§ **SHORT EXERCISE**
Copy every line of the data that includes the string "Salpeter".

[BEGIN EXTRACTED MATERIAL]

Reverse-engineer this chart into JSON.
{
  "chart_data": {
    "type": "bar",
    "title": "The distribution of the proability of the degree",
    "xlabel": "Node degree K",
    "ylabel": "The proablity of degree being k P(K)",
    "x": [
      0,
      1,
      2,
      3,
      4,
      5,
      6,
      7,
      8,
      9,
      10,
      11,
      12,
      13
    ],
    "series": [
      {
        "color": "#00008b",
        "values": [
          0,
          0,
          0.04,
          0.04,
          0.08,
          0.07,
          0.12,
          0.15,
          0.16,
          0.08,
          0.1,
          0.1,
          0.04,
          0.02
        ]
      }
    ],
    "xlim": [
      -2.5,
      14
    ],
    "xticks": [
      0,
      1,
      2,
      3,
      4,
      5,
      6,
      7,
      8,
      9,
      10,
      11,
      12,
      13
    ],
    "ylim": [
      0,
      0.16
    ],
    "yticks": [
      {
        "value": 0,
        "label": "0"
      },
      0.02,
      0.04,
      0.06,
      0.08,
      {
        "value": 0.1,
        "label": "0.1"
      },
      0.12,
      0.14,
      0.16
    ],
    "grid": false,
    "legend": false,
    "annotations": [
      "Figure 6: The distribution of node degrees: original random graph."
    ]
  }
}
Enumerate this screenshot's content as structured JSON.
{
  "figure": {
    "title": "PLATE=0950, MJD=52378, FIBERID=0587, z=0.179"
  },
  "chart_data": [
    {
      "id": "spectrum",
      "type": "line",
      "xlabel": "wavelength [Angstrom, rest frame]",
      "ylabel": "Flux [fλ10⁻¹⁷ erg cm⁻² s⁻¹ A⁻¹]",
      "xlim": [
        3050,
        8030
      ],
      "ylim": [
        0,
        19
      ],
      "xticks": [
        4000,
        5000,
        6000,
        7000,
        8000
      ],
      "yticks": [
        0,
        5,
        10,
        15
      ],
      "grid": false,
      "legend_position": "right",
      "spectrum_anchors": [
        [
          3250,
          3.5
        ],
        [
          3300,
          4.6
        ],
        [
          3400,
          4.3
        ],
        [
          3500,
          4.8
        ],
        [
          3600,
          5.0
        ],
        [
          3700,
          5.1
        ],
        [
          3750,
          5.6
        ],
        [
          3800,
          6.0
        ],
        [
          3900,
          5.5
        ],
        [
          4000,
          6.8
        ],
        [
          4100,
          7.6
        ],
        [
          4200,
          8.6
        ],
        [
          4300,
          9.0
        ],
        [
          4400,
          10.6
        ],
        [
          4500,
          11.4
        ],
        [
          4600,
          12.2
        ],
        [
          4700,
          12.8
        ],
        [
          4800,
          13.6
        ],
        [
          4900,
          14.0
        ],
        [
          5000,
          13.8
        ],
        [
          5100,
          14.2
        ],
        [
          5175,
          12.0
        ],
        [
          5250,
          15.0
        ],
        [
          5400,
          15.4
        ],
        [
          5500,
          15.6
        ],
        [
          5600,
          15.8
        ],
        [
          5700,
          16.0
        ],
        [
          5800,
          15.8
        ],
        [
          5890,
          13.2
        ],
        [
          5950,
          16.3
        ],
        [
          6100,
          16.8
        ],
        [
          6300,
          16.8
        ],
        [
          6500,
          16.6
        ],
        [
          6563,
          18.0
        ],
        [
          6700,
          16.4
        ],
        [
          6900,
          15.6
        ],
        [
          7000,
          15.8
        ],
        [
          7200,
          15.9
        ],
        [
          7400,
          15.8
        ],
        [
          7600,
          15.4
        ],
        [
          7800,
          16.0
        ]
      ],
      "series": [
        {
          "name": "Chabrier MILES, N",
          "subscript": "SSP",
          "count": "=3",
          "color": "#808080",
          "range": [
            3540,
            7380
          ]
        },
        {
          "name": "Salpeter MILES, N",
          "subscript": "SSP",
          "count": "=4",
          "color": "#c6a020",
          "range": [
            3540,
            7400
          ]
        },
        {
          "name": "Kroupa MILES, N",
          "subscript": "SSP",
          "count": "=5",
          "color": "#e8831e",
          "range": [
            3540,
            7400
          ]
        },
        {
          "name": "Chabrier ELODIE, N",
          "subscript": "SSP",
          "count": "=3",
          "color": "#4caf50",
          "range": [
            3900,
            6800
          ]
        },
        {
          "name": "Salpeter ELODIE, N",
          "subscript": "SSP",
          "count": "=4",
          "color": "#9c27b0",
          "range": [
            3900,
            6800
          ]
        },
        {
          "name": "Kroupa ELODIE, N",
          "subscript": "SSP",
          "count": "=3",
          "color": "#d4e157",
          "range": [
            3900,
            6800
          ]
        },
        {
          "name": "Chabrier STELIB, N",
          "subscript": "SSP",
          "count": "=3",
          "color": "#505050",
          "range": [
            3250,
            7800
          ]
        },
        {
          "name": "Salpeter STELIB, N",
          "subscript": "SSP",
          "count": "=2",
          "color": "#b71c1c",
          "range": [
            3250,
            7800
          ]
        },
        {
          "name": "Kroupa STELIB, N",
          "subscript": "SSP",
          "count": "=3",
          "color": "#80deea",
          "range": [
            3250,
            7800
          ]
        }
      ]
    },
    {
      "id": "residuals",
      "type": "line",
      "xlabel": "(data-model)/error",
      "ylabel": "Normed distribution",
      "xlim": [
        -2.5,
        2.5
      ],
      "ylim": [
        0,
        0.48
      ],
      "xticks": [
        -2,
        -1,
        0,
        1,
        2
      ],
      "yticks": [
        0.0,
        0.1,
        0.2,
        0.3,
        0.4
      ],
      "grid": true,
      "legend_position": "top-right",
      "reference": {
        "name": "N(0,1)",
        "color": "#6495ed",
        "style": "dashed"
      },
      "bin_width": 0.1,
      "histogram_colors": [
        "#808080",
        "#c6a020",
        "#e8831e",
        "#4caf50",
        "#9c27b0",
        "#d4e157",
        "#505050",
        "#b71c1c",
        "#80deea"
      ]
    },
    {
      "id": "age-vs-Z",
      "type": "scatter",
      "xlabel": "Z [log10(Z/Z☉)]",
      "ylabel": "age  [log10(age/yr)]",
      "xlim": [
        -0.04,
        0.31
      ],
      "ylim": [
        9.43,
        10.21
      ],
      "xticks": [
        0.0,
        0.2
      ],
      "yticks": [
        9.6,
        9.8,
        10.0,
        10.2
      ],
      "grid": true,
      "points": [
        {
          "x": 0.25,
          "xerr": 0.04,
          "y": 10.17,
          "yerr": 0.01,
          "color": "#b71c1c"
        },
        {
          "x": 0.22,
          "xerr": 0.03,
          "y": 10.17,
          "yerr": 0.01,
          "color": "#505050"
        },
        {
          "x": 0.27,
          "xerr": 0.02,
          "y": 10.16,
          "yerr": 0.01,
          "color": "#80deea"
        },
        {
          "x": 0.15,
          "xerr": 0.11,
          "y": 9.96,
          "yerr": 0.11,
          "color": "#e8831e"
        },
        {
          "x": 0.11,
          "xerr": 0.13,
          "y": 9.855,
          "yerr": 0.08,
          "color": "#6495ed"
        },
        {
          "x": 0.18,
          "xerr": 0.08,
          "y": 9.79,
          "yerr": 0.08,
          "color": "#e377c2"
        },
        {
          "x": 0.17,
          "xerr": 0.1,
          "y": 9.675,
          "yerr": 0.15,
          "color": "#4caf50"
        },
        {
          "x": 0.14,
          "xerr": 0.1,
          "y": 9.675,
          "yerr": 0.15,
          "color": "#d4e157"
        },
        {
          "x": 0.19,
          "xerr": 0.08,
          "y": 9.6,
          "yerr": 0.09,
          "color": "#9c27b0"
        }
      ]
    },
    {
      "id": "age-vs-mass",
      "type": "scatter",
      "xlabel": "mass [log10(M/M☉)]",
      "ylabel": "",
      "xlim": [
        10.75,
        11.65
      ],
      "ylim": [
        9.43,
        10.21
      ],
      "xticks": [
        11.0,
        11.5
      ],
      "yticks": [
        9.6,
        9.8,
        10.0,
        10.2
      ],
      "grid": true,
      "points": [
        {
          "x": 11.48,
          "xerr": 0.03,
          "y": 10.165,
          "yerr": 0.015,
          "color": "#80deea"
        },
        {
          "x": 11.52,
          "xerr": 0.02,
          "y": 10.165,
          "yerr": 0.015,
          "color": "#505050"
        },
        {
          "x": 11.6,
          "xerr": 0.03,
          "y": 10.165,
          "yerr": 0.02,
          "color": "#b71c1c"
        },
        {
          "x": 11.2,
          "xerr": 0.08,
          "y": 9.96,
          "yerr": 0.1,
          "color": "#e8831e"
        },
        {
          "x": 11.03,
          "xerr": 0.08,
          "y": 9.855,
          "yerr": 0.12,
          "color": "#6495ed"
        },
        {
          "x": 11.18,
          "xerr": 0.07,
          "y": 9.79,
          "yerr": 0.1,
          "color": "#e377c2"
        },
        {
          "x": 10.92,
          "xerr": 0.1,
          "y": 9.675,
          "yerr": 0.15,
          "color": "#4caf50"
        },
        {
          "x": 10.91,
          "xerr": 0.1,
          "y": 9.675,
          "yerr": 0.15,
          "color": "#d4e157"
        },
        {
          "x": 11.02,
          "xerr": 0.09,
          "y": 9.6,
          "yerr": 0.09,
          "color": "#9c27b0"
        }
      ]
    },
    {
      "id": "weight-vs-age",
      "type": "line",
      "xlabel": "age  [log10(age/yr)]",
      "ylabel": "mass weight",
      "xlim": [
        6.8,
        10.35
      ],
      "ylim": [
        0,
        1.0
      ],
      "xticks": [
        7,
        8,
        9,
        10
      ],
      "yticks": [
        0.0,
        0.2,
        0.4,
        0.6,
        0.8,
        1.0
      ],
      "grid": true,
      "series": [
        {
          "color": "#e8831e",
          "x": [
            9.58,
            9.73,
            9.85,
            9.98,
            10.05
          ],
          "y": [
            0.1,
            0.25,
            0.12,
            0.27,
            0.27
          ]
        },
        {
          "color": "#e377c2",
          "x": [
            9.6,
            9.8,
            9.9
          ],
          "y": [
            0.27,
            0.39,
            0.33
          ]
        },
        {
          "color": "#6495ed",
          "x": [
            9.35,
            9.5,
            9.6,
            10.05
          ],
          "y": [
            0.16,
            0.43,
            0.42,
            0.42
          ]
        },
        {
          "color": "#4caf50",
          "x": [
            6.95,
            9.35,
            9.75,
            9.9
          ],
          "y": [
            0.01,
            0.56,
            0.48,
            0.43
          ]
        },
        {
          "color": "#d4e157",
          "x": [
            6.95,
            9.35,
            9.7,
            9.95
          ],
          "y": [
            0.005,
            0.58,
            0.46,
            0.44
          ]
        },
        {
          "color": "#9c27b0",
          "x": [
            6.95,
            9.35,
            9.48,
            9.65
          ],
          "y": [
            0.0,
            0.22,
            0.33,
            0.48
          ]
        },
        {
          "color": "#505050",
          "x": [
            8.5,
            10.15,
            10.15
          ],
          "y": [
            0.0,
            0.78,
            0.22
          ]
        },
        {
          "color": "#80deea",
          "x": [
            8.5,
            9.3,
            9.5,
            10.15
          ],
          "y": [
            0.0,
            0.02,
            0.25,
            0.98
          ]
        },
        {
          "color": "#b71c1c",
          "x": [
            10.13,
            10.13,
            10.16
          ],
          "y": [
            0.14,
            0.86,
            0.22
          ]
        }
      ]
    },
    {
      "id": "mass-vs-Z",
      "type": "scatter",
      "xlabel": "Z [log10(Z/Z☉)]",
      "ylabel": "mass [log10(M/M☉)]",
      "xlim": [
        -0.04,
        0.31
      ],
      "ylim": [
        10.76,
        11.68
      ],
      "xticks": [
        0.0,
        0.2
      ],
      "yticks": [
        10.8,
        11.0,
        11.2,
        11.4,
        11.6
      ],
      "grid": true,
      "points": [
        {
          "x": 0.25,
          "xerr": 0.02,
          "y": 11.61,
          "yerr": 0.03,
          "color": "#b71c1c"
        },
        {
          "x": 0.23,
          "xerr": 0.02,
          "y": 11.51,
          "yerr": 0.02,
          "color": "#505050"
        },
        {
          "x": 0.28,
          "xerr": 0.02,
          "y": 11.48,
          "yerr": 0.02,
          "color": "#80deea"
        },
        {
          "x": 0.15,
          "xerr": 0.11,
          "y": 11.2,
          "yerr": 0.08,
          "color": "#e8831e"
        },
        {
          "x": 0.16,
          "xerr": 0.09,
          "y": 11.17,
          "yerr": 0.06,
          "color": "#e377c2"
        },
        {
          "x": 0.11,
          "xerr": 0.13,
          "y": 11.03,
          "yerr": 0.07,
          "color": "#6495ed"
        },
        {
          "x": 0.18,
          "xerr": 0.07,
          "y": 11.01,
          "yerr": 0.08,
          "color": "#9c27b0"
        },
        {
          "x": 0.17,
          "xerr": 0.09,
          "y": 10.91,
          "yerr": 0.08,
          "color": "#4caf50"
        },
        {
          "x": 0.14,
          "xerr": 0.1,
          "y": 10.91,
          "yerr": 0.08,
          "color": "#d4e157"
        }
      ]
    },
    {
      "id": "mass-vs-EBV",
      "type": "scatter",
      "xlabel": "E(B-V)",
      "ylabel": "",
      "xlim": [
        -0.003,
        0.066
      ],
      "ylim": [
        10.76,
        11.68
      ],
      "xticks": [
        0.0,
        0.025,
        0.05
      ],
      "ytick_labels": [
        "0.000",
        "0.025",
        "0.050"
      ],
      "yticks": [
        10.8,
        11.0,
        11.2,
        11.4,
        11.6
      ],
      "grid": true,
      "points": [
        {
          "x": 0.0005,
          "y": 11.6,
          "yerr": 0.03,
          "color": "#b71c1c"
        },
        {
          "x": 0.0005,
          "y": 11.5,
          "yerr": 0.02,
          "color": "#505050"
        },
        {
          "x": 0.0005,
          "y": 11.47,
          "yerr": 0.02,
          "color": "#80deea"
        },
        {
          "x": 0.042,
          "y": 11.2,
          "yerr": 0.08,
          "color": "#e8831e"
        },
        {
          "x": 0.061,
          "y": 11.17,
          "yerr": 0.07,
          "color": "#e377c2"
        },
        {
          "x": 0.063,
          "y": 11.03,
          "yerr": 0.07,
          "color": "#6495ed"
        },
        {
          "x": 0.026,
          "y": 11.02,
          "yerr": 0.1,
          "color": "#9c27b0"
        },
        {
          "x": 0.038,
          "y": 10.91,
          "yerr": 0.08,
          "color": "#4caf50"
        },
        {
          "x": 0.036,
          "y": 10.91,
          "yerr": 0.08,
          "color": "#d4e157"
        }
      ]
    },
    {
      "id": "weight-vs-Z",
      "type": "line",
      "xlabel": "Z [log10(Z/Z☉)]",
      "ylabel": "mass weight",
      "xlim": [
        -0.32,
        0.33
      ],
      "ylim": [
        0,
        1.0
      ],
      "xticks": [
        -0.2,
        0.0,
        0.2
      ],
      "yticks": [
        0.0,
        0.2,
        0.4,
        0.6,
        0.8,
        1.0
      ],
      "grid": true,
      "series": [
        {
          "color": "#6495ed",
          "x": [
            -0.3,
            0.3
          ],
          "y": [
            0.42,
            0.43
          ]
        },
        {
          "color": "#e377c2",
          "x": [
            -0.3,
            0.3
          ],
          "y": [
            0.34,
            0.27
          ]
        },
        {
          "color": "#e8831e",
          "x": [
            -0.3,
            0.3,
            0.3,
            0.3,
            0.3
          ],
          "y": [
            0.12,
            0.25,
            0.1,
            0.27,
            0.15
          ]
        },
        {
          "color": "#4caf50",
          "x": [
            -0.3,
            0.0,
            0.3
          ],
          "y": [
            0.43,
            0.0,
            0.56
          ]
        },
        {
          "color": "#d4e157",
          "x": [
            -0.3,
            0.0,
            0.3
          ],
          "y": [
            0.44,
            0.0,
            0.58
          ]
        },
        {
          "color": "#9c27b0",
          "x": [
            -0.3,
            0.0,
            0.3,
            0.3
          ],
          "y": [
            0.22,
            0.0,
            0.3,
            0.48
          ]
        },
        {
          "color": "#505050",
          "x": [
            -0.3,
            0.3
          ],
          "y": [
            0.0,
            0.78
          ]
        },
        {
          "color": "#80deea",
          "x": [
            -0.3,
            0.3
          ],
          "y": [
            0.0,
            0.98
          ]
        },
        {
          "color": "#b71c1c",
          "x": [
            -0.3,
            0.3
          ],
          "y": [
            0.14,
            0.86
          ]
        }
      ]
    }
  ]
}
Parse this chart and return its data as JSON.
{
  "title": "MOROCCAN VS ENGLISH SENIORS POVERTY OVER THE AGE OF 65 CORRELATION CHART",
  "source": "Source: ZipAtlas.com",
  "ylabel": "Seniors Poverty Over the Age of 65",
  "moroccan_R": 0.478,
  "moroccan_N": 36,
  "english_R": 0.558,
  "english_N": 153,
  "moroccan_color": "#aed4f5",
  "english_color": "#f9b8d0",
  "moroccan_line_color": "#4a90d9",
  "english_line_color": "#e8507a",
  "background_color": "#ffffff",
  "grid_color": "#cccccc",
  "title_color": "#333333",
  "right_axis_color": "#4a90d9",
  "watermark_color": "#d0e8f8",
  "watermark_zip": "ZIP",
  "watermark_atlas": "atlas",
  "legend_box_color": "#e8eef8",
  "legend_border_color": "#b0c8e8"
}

[END EXTRACTED MATERIAL]

§ **THE RESPONSE**
          "name": "Salpeter MILES, N",
          "name": "Salpeter ELODIE, N",
          "name": "Salpeter STELIB, N",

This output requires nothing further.